■ **What is being asked**
Check each line of the records below and collect those that include the word "отчасти".

**********

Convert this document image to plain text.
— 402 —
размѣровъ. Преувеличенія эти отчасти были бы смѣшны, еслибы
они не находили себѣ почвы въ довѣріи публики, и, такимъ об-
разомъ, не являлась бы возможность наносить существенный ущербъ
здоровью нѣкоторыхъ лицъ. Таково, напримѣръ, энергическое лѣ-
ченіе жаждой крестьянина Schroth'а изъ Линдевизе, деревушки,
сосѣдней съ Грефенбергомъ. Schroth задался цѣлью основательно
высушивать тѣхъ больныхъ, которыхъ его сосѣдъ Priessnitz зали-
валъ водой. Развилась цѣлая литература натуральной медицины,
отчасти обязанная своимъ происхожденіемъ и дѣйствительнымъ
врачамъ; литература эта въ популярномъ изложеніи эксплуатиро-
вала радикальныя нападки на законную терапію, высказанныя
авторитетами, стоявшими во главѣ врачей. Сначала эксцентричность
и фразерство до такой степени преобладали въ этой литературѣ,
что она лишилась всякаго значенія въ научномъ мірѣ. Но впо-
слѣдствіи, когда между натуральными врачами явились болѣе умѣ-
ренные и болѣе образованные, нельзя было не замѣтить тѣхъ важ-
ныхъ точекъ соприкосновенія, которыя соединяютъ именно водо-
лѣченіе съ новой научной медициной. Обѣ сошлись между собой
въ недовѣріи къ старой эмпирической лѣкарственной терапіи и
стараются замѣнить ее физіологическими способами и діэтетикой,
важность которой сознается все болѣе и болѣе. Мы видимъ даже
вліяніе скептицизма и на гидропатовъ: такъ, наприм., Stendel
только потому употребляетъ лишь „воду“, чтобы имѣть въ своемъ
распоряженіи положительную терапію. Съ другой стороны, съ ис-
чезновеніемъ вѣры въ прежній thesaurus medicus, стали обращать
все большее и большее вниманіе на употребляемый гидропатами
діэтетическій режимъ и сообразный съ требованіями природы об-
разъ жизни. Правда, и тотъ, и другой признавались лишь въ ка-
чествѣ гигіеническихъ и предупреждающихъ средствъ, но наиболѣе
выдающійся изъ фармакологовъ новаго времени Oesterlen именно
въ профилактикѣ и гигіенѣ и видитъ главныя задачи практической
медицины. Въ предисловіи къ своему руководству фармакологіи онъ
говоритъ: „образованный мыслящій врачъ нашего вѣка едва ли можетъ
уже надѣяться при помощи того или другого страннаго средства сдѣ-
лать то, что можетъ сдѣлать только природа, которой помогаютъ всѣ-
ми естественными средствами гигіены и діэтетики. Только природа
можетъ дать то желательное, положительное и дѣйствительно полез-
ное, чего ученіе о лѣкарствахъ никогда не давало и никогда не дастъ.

**********

■ **Written answer**
размѣровъ. Преувеличенія эти отчасти были бы смѣшны, еслибы
отчасти обязанная своимъ происхожденіемъ и дѣйствительнымъ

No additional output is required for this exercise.